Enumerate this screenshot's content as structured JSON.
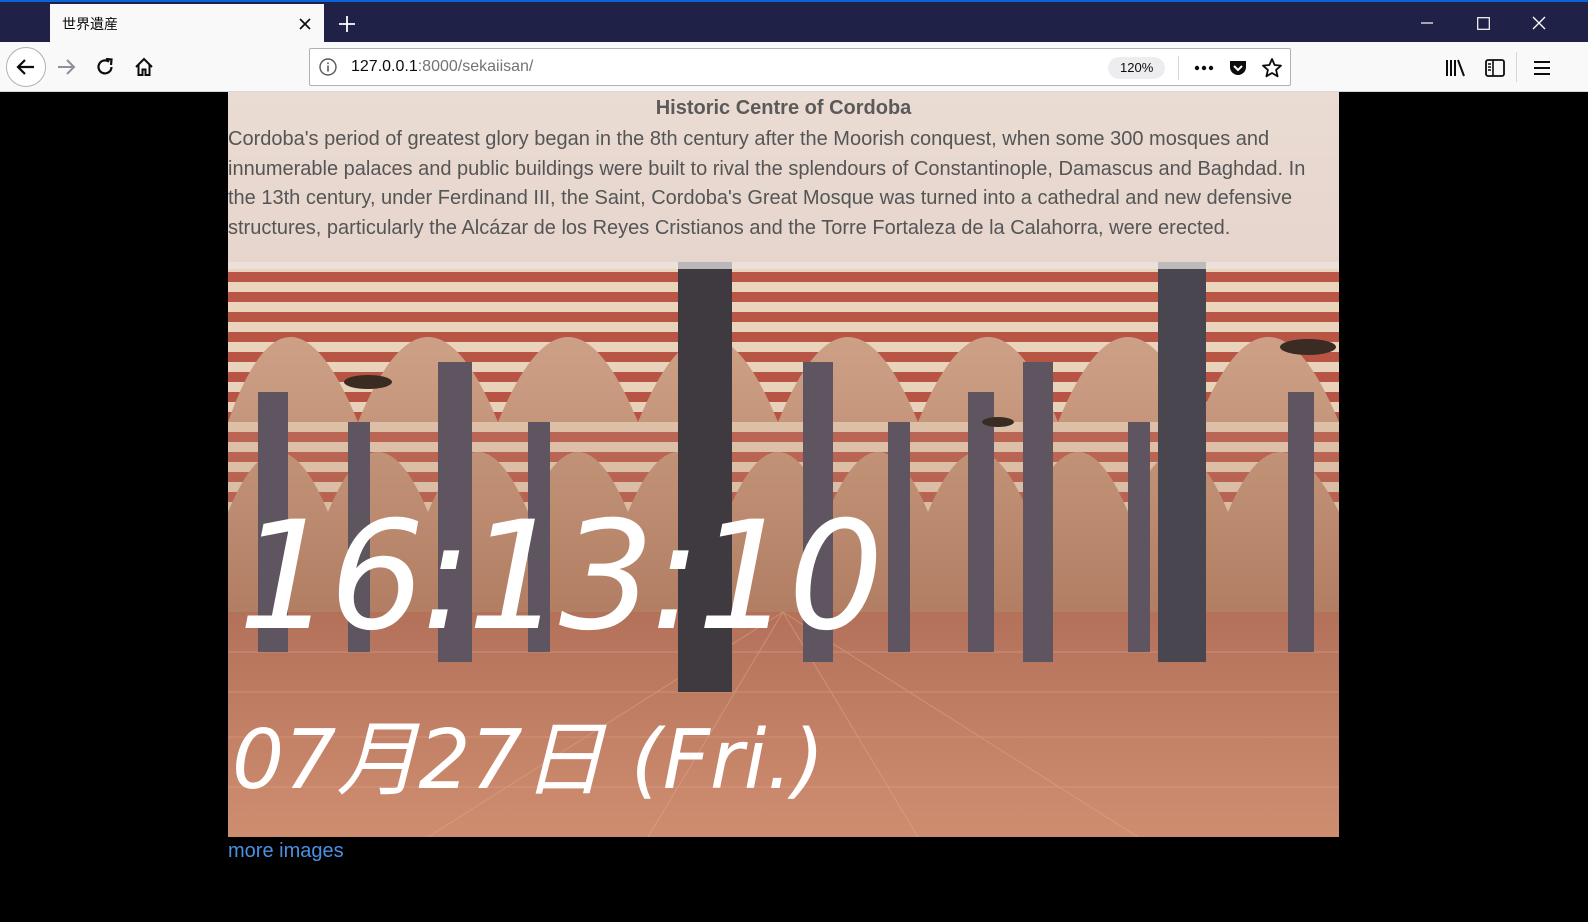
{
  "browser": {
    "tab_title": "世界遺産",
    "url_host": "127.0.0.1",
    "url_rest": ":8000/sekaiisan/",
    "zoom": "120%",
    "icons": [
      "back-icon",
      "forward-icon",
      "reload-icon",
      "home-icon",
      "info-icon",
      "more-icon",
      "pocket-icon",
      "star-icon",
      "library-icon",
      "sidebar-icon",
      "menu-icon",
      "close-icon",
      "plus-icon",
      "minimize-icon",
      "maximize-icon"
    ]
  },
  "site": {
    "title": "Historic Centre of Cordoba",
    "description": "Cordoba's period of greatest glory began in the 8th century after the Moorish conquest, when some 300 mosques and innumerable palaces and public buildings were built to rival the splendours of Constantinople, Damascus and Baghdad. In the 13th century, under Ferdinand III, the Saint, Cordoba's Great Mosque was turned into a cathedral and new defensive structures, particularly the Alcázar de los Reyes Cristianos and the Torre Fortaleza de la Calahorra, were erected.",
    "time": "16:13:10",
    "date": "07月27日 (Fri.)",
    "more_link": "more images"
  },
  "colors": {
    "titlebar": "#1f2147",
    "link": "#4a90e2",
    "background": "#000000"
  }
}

================================

REQUIREMENTS
Drop the pictures and reproduce the rest of the entries above exactly.

FINAL RESULT
Enumerate this screenshot's content as structured JSON.
{
  "browser": {
    "tab_title": "世界遺産",
    "url_host": "127.0.0.1",
    "url_rest": ":8000/sekaiisan/",
    "zoom": "120%",
    "icons": [
      "back-icon",
      "forward-icon",
      "reload-icon",
      "home-icon",
      "info-icon",
      "more-icon",
      "pocket-icon",
      "star-icon",
      "library-icon",
      "sidebar-icon",
      "menu-icon",
      "close-icon",
      "plus-icon",
      "minimize-icon",
      "maximize-icon"
    ]
  },
  "site": {
    "title": "Historic Centre of Cordoba",
    "description": "Cordoba's period of greatest glory began in the 8th century after the Moorish conquest, when some 300 mosques and innumerable palaces and public buildings were built to rival the splendours of Constantinople, Damascus and Baghdad. In the 13th century, under Ferdinand III, the Saint, Cordoba's Great Mosque was turned into a cathedral and new defensive structures, particularly the Alcázar de los Reyes Cristianos and the Torre Fortaleza de la Calahorra, were erected.",
    "time": "16:13:10",
    "date": "07月27日 (Fri.)",
    "more_link": "more images"
  },
  "colors": {
    "titlebar": "#1f2147",
    "link": "#4a90e2",
    "background": "#000000"
  }
}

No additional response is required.